• **RECORD EXTRACTS**:

::::::::

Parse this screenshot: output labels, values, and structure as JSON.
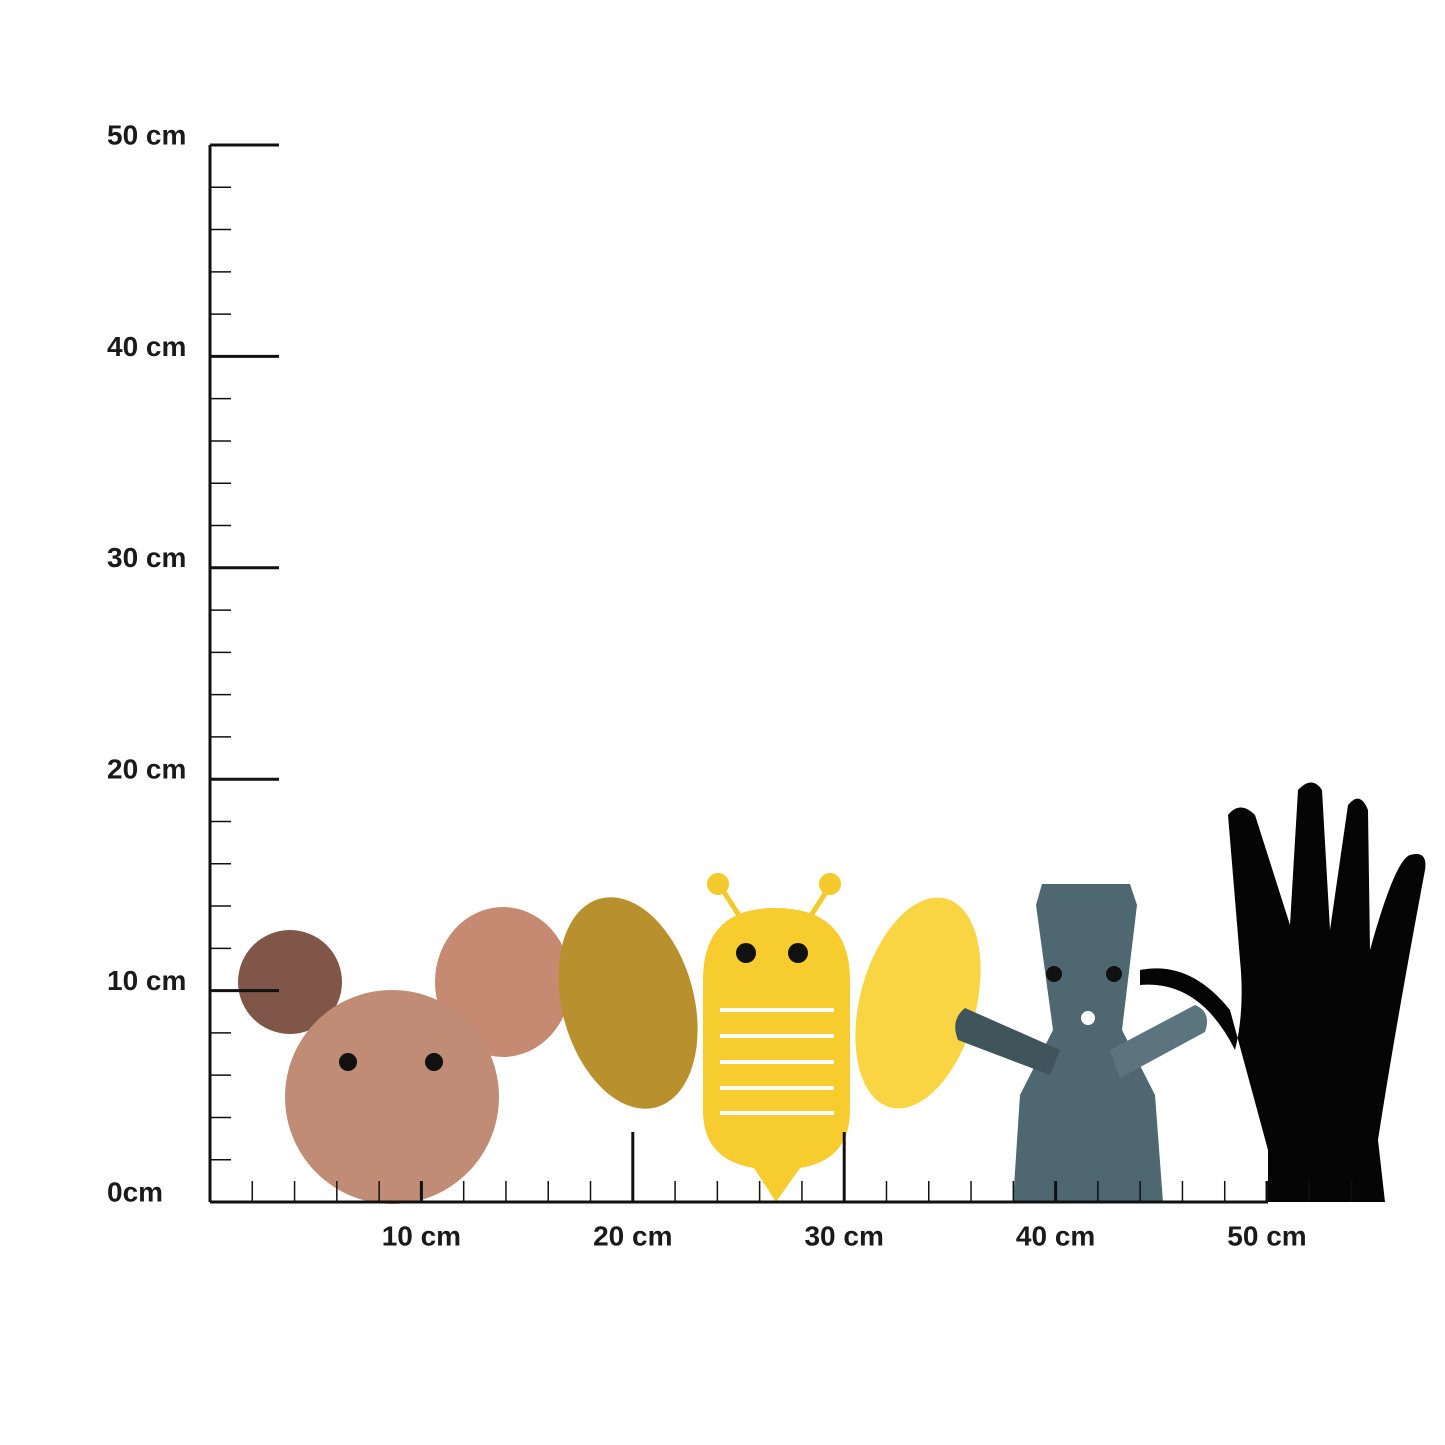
{
  "y_axis": {
    "labels": [
      "50 cm",
      "40 cm",
      "30 cm",
      "20 cm",
      "10 cm",
      "0cm"
    ]
  },
  "x_axis": {
    "labels": [
      "10 cm",
      "20 cm",
      "30 cm",
      "40 cm",
      "50 cm"
    ]
  }
}
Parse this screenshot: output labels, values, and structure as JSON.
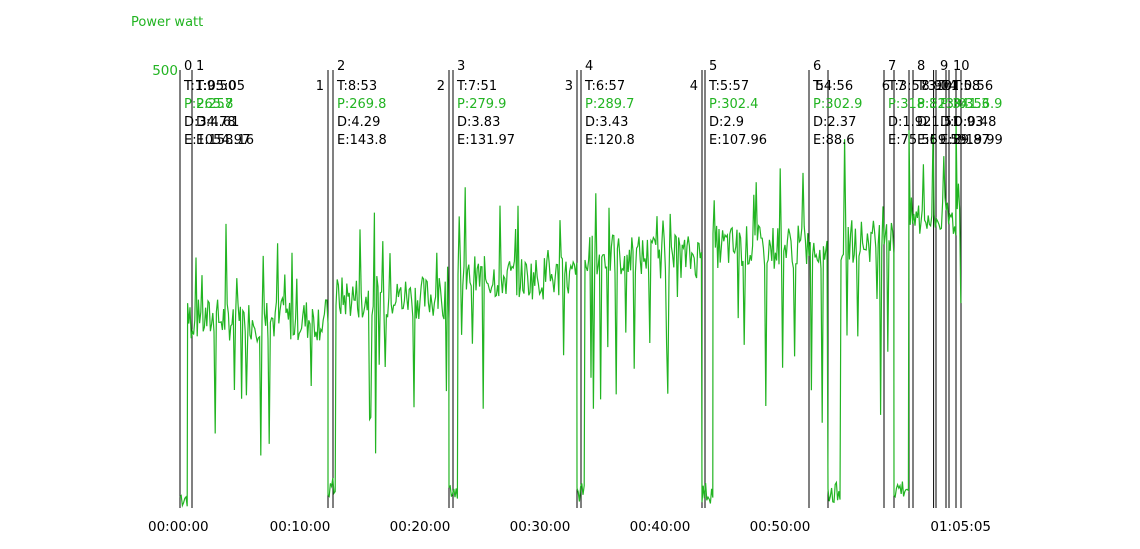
{
  "chart_data": {
    "type": "line",
    "title": "",
    "ylabel": "Power watt",
    "xlabel": "",
    "ylim": [
      0,
      500
    ],
    "ytick_labels": [
      {
        "value": 500,
        "label": "500"
      }
    ],
    "x_range_seconds": [
      0,
      3905
    ],
    "xtick_labels": [
      {
        "t": 0,
        "label": "00:00:00"
      },
      {
        "t": 600,
        "label": "00:10:00"
      },
      {
        "t": 1200,
        "label": "00:20:00"
      },
      {
        "t": 1800,
        "label": "00:30:00"
      },
      {
        "t": 2400,
        "label": "00:40:00"
      },
      {
        "t": 3000,
        "label": "00:50:00"
      },
      {
        "t": 3905,
        "label": "01:05:05"
      }
    ],
    "grid": false,
    "series": [
      {
        "name": "Power watt",
        "color": "#22b422"
      }
    ],
    "segments": [
      {
        "t0": 0,
        "t1": 38,
        "level": 0
      },
      {
        "t0": 38,
        "t1": 740,
        "level": 215
      },
      {
        "t0": 740,
        "t1": 780,
        "level": 10
      },
      {
        "t0": 780,
        "t1": 1345,
        "level": 240
      },
      {
        "t0": 1345,
        "t1": 1390,
        "level": 10
      },
      {
        "t0": 1390,
        "t1": 1985,
        "level": 263
      },
      {
        "t0": 1985,
        "t1": 2025,
        "level": 5
      },
      {
        "t0": 2025,
        "t1": 2610,
        "level": 287
      },
      {
        "t0": 2610,
        "t1": 2665,
        "level": 5
      },
      {
        "t0": 2665,
        "t1": 3240,
        "level": 298
      },
      {
        "t0": 3240,
        "t1": 3305,
        "level": 5
      },
      {
        "t0": 3305,
        "t1": 3570,
        "level": 305
      },
      {
        "t0": 3570,
        "t1": 3645,
        "level": 10
      },
      {
        "t0": 3645,
        "t1": 3880,
        "level": 330
      },
      {
        "t0": 3880,
        "t1": 3905,
        "level": 365
      }
    ],
    "intervals": [
      {
        "id": "0",
        "t_start": 0,
        "t_end": 60,
        "lines": [
          "T:1:05:05",
          "P:265.8",
          "D:34.78",
          "E:1054.97"
        ]
      },
      {
        "id": "1",
        "t_start": 60,
        "t_end": 765,
        "lines": [
          "T:9:50",
          "P:257",
          "D:4.61",
          "E:158.16"
        ]
      },
      {
        "id": "2",
        "t_start": 765,
        "t_end": 1365,
        "lines": [
          "T:8:53",
          "P:269.8",
          "D:4.29",
          "E:143.8"
        ]
      },
      {
        "id": "3",
        "t_start": 1365,
        "t_end": 2005,
        "lines": [
          "T:7:51",
          "P:279.9",
          "D:3.83",
          "E:131.97"
        ]
      },
      {
        "id": "4",
        "t_start": 2005,
        "t_end": 2625,
        "lines": [
          "T:6:57",
          "P:289.7",
          "D:3.43",
          "E:120.8"
        ]
      },
      {
        "id": "5",
        "t_start": 2625,
        "t_end": 3145,
        "lines": [
          "T:5:57",
          "P:302.4",
          "D:2.9",
          "E:107.96"
        ]
      },
      {
        "id": "6",
        "t_start": 3145,
        "t_end": 3520,
        "lines": [
          "T:4:56",
          "P:302.9",
          "D:2.37",
          "E:88.6"
        ]
      },
      {
        "id": "7",
        "t_start": 3520,
        "t_end": 3665,
        "lines": [
          "T:3:57",
          "P:318.8",
          "D:1.92",
          "E:75.56"
        ]
      },
      {
        "id": "8",
        "t_start": 3665,
        "t_end": 3780,
        "lines": [
          "T:3:04",
          "P:323.0",
          "D:1.51",
          "E:59.59"
        ]
      },
      {
        "id": "9",
        "t_start": 3780,
        "t_end": 3845,
        "lines": [
          "T:1:58",
          "P:341.3",
          "D:0.93",
          "E:39.87"
        ]
      },
      {
        "id": "10",
        "t_start": 3845,
        "t_end": 3905,
        "lines": [
          "T:0:56",
          "P:356.9",
          "D:0.48",
          "E:19.99"
        ]
      }
    ],
    "end_labels": [
      {
        "id": "1",
        "t": 740
      },
      {
        "id": "2",
        "t": 1345
      },
      {
        "id": "3",
        "t": 1985
      },
      {
        "id": "4",
        "t": 2610
      },
      {
        "id": "5",
        "t": 3240
      },
      {
        "id": "6",
        "t": 3570
      },
      {
        "id": "7",
        "t": 3645
      },
      {
        "id": "8",
        "t": 3768
      },
      {
        "id": "9",
        "t": 3830
      },
      {
        "id": "10",
        "t": 3880
      }
    ],
    "label_colors": {
      "text": "#000000",
      "power": "#22b422"
    }
  }
}
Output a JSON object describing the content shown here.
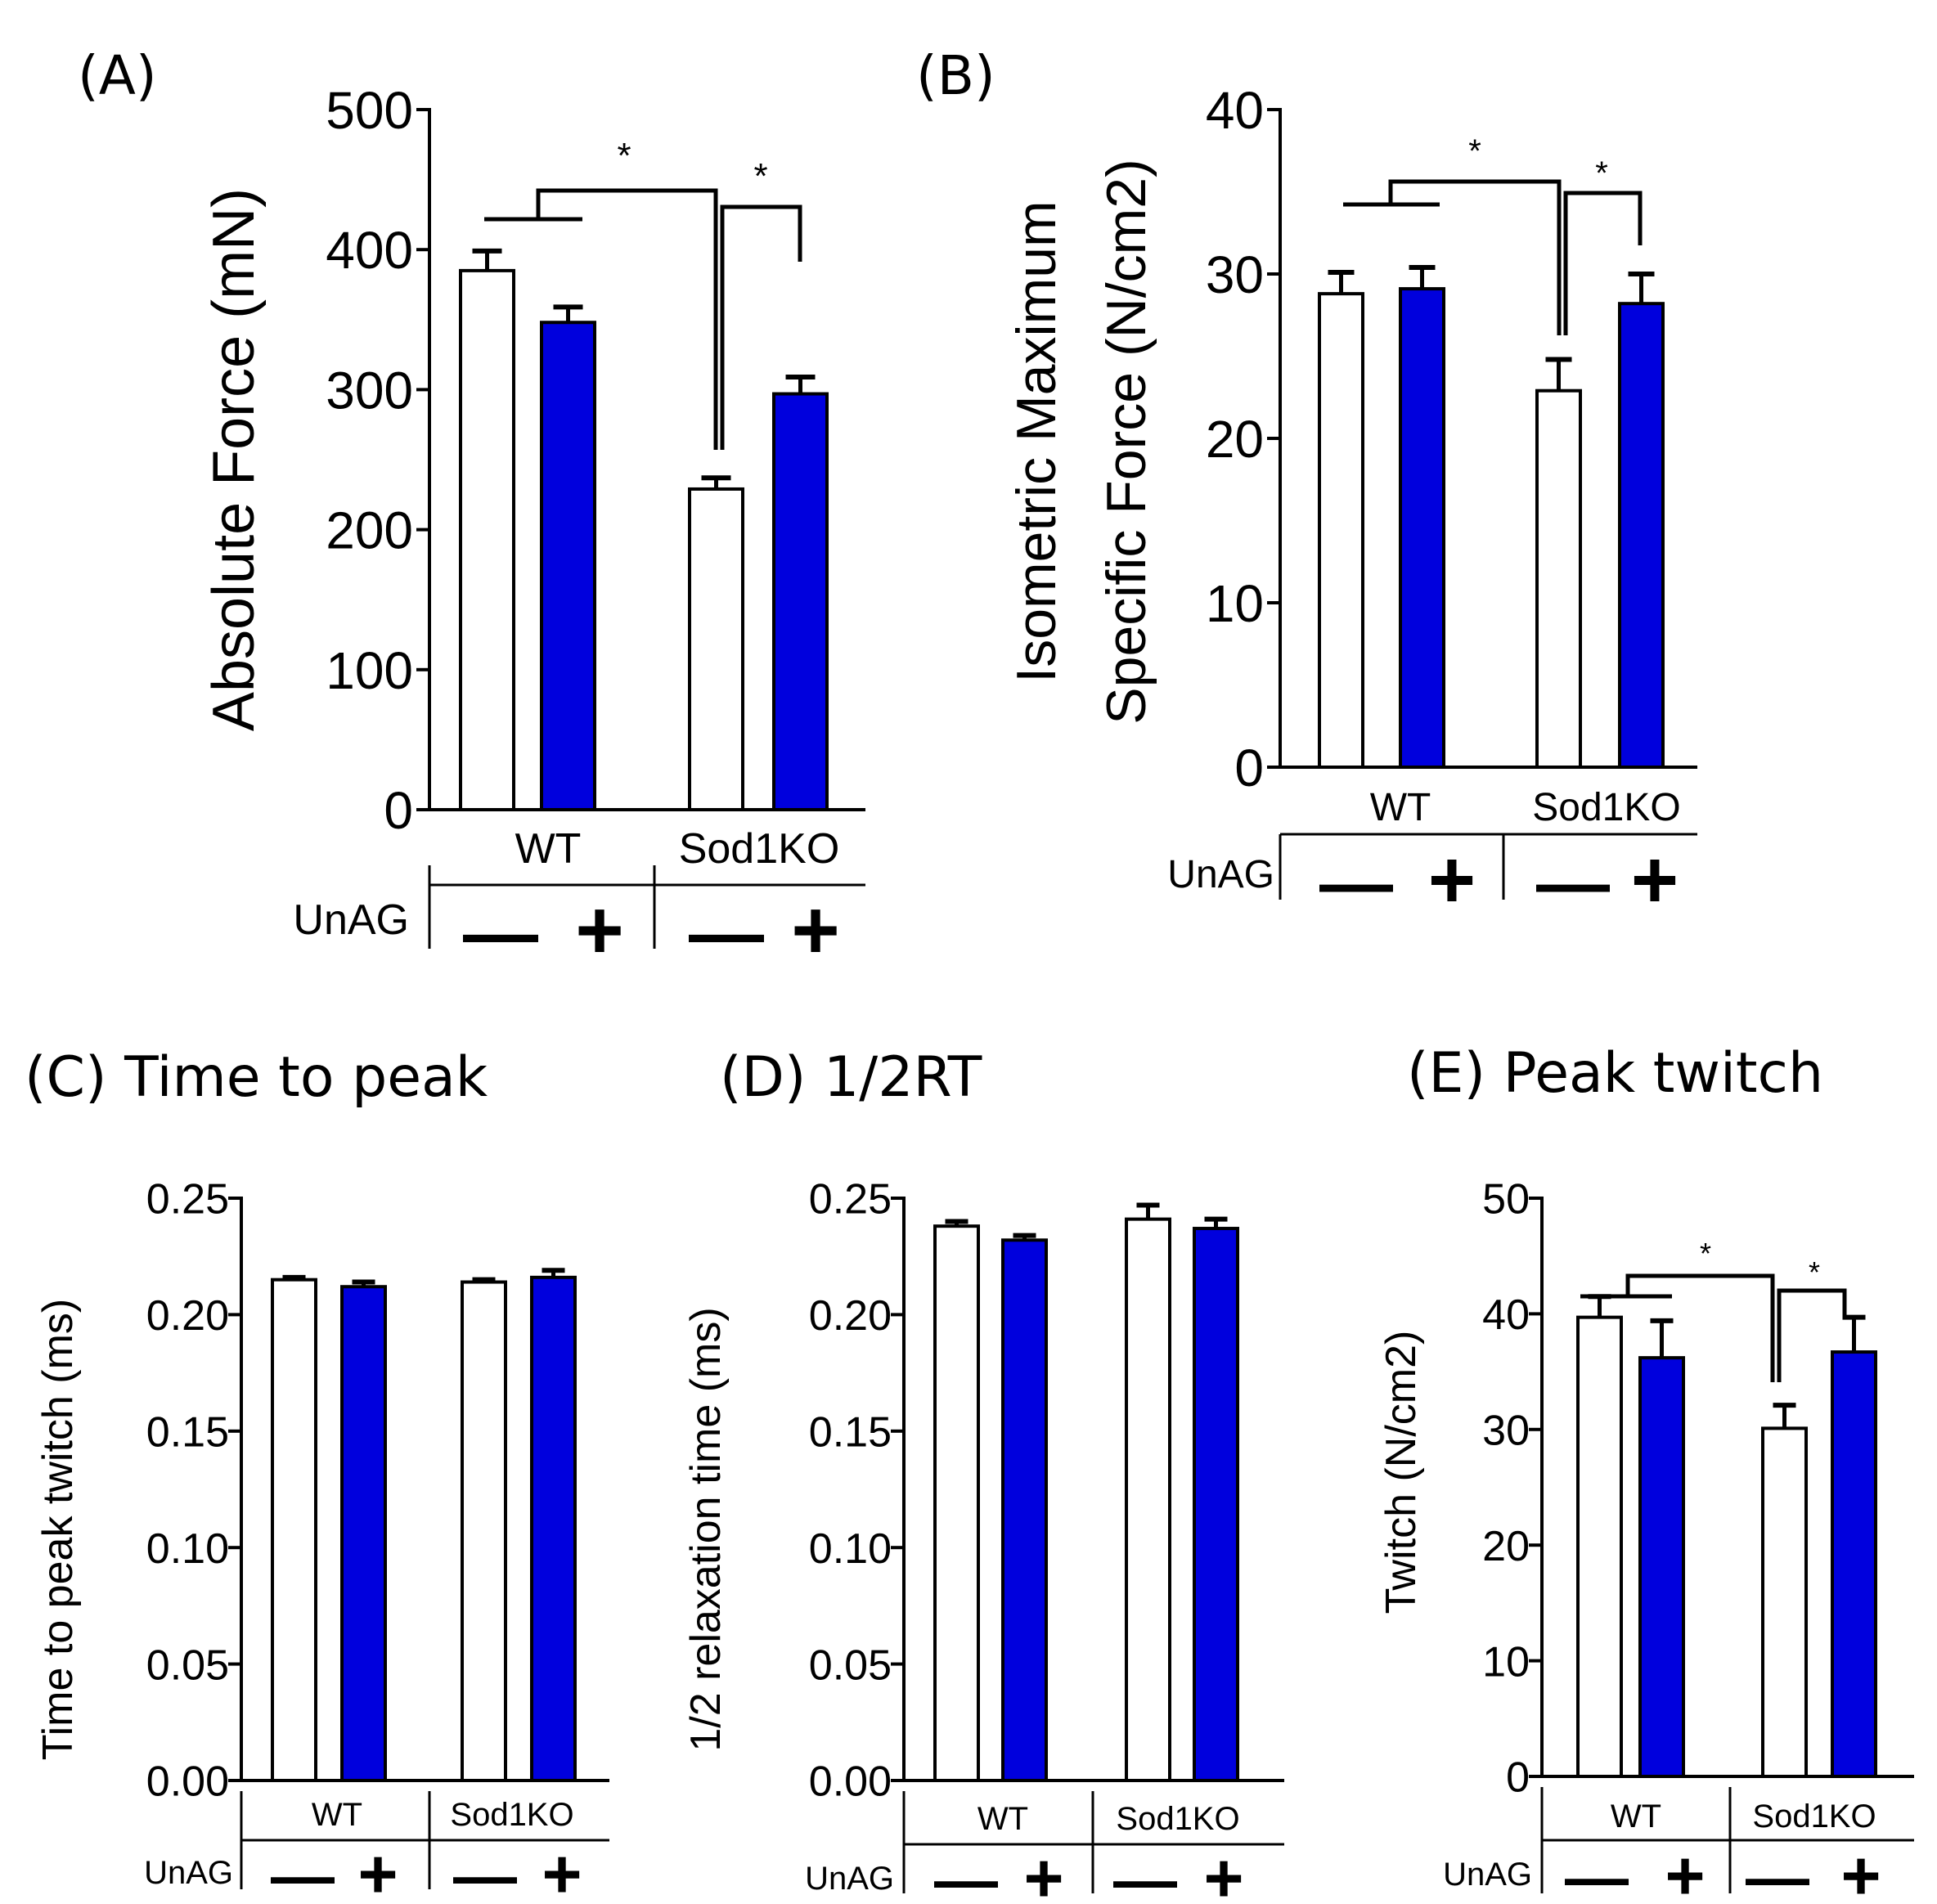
{
  "colors": {
    "treated_bar": "#0000dd",
    "control_bar": "#ffffff",
    "stroke": "#000000"
  },
  "chart_data": [
    {
      "id": "A",
      "panel_label": "(A)",
      "title": "",
      "type": "bar",
      "ylabel": "Absolute Force (mN)",
      "ylim": [
        0,
        500
      ],
      "yticks": [
        "0",
        "100",
        "200",
        "300",
        "400",
        "500"
      ],
      "groups": [
        "WT",
        "Sod1KO"
      ],
      "treatment_label": "UnAG",
      "treatment_symbols": [
        "—",
        "+",
        "—",
        "+"
      ],
      "series": [
        {
          "name": "UnAG −",
          "color": "#ffffff",
          "values": [
            385,
            229
          ],
          "errors": [
            14,
            8
          ]
        },
        {
          "name": "UnAG +",
          "color": "#0000dd",
          "values": [
            348,
            297
          ],
          "errors": [
            11,
            12
          ]
        }
      ],
      "annotations": [
        "*",
        "*"
      ]
    },
    {
      "id": "B",
      "panel_label": "(B)",
      "title": "",
      "type": "bar",
      "ylabel_lines": [
        "Isometric Maximum",
        "Specific Force (N/cm2)"
      ],
      "ylim": [
        0,
        40
      ],
      "yticks": [
        "0",
        "10",
        "20",
        "30",
        "40"
      ],
      "groups": [
        "WT",
        "Sod1KO"
      ],
      "treatment_label": "UnAG",
      "treatment_symbols": [
        "—",
        "+",
        "—",
        "+"
      ],
      "series": [
        {
          "name": "UnAG −",
          "color": "#ffffff",
          "values": [
            28.8,
            22.9
          ],
          "errors": [
            1.3,
            1.9
          ]
        },
        {
          "name": "UnAG +",
          "color": "#0000dd",
          "values": [
            29.1,
            28.2
          ],
          "errors": [
            1.3,
            1.8
          ]
        }
      ],
      "annotations": [
        "*",
        "*"
      ]
    },
    {
      "id": "C",
      "panel_label": "(C) Time to peak",
      "type": "bar",
      "ylabel": "Time to peak twitch (ms)",
      "ylim": [
        0,
        0.25
      ],
      "yticks": [
        "0.00",
        "0.05",
        "0.10",
        "0.15",
        "0.20",
        "0.25"
      ],
      "groups": [
        "WT",
        "Sod1KO"
      ],
      "treatment_label": "UnAG",
      "treatment_symbols": [
        "—",
        "+",
        "—",
        "+"
      ],
      "series": [
        {
          "name": "UnAG −",
          "color": "#ffffff",
          "values": [
            0.215,
            0.214
          ],
          "errors": [
            0.001,
            0.001
          ]
        },
        {
          "name": "UnAG +",
          "color": "#0000dd",
          "values": [
            0.212,
            0.216
          ],
          "errors": [
            0.002,
            0.003
          ]
        }
      ],
      "annotations": []
    },
    {
      "id": "D",
      "panel_label": "(D) 1/2RT",
      "type": "bar",
      "ylabel": "1/2 relaxation time (ms)",
      "ylim": [
        0,
        0.25
      ],
      "yticks": [
        "0.00",
        "0.05",
        "0.10",
        "0.15",
        "0.20",
        "0.25"
      ],
      "groups": [
        "WT",
        "Sod1KO"
      ],
      "treatment_label": "UnAG",
      "treatment_symbols": [
        "—",
        "+",
        "—",
        "+"
      ],
      "series": [
        {
          "name": "UnAG −",
          "color": "#ffffff",
          "values": [
            0.238,
            0.241
          ],
          "errors": [
            0.002,
            0.006
          ]
        },
        {
          "name": "UnAG +",
          "color": "#0000dd",
          "values": [
            0.232,
            0.237
          ],
          "errors": [
            0.002,
            0.004
          ]
        }
      ],
      "annotations": []
    },
    {
      "id": "E",
      "panel_label": "(E) Peak twitch",
      "type": "bar",
      "ylabel": "Twitch (N/cm2)",
      "ylim": [
        0,
        50
      ],
      "yticks": [
        "0",
        "10",
        "20",
        "30",
        "40",
        "50"
      ],
      "groups": [
        "WT",
        "Sod1KO"
      ],
      "treatment_label": "UnAG",
      "treatment_symbols": [
        "—",
        "+",
        "—",
        "+"
      ],
      "series": [
        {
          "name": "UnAG −",
          "color": "#ffffff",
          "values": [
            39.7,
            30.1
          ],
          "errors": [
            1.8,
            2.0
          ]
        },
        {
          "name": "UnAG +",
          "color": "#0000dd",
          "values": [
            36.2,
            36.7
          ],
          "errors": [
            3.2,
            3.0
          ]
        }
      ],
      "annotations": [
        "*",
        "*"
      ]
    }
  ]
}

::::::::

• **EXERCISE TASK**:
List every line above that contains the word "Force".

• **OUTPUT OF THE TASK**:
      "ylabel": "Absolute Force (mN)",
        "Specific Force (N/cm2)"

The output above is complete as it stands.